··· Provided material

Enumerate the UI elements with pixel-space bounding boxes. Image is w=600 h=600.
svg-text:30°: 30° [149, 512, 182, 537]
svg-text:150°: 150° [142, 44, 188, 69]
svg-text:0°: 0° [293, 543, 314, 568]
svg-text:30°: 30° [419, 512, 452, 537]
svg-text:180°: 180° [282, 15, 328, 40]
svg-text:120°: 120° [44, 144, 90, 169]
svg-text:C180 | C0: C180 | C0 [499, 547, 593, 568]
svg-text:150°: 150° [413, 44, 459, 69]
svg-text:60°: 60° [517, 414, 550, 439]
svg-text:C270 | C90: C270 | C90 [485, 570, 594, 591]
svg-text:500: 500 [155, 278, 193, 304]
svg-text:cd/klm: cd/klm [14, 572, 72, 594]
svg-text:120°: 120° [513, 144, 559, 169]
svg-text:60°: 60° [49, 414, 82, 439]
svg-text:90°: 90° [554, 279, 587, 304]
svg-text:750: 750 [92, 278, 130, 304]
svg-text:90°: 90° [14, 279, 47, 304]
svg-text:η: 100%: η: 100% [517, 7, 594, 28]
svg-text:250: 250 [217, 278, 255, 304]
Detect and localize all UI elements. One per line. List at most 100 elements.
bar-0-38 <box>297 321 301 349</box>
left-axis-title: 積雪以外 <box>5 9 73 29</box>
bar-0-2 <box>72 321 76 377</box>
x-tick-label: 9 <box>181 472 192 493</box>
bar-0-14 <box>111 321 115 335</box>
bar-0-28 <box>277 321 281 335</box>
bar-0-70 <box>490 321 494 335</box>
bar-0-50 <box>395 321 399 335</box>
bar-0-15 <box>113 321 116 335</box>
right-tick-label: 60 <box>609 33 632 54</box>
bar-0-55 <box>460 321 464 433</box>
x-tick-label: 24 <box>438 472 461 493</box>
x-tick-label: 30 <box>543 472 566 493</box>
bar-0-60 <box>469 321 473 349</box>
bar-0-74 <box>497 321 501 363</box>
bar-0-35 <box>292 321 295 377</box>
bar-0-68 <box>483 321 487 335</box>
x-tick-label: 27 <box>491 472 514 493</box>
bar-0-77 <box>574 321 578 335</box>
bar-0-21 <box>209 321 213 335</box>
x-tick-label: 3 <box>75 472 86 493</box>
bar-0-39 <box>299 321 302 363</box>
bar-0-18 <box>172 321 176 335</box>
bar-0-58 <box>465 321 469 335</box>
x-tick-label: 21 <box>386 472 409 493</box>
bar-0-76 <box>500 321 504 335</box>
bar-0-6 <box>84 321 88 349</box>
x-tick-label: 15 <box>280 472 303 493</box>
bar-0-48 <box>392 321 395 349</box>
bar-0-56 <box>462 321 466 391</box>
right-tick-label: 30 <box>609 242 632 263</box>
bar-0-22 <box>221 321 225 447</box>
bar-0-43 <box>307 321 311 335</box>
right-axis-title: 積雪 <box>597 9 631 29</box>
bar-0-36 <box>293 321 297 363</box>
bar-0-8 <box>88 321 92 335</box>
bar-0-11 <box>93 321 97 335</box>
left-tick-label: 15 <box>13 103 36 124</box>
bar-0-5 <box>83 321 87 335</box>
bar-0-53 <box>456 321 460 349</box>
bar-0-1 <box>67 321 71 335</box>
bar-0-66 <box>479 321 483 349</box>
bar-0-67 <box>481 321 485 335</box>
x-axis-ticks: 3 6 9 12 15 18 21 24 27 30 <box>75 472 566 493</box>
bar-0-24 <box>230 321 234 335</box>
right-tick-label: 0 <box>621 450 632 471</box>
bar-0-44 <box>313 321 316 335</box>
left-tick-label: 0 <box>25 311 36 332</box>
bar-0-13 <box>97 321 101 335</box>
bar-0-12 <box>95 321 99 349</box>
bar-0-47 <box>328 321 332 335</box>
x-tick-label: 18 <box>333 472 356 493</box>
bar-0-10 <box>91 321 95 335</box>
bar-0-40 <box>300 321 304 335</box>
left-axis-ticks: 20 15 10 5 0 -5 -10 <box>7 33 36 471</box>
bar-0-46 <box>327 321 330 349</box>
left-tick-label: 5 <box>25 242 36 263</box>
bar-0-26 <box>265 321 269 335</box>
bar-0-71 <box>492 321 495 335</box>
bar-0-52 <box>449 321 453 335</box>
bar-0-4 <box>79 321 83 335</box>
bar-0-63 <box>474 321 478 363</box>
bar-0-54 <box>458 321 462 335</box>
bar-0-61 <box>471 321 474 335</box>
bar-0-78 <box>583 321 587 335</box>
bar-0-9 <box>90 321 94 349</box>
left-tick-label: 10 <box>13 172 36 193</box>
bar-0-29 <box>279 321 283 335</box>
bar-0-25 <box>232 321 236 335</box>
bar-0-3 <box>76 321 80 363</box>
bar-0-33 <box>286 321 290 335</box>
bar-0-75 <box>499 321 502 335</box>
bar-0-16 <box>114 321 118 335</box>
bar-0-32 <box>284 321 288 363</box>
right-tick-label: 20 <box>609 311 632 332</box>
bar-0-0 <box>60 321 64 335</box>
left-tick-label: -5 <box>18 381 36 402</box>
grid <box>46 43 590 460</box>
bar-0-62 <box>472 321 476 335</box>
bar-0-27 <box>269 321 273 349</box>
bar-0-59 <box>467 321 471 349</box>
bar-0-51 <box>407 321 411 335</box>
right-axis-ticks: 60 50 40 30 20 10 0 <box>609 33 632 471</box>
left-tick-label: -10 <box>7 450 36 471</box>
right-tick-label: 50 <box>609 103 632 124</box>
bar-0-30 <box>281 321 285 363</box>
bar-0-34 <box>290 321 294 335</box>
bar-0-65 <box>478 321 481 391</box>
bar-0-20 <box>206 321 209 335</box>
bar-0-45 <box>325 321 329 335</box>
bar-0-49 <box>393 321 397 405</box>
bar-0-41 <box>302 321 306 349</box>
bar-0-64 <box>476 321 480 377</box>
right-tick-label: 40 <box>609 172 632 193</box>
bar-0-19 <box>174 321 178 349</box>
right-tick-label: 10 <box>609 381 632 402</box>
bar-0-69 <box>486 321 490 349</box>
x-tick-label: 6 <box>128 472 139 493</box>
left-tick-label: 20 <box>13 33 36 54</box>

······

◆ **What needs to be done**:
Copy the material word for word, from its first line through the line containing "svg-text:C180 | C0: C180", including both of those lines.

◆ **Output below**:
Enumerate the UI elements with pixel-space bounding boxes. Image is w=600 h=600.
svg-text:30°: 30° [149, 512, 182, 537]
svg-text:150°: 150° [142, 44, 188, 69]
svg-text:0°: 0° [293, 543, 314, 568]
svg-text:30°: 30° [419, 512, 452, 537]
svg-text:180°: 180° [282, 15, 328, 40]
svg-text:120°: 120° [44, 144, 90, 169]
svg-text:C180 | C0: C180 | C0 [499, 547, 593, 568]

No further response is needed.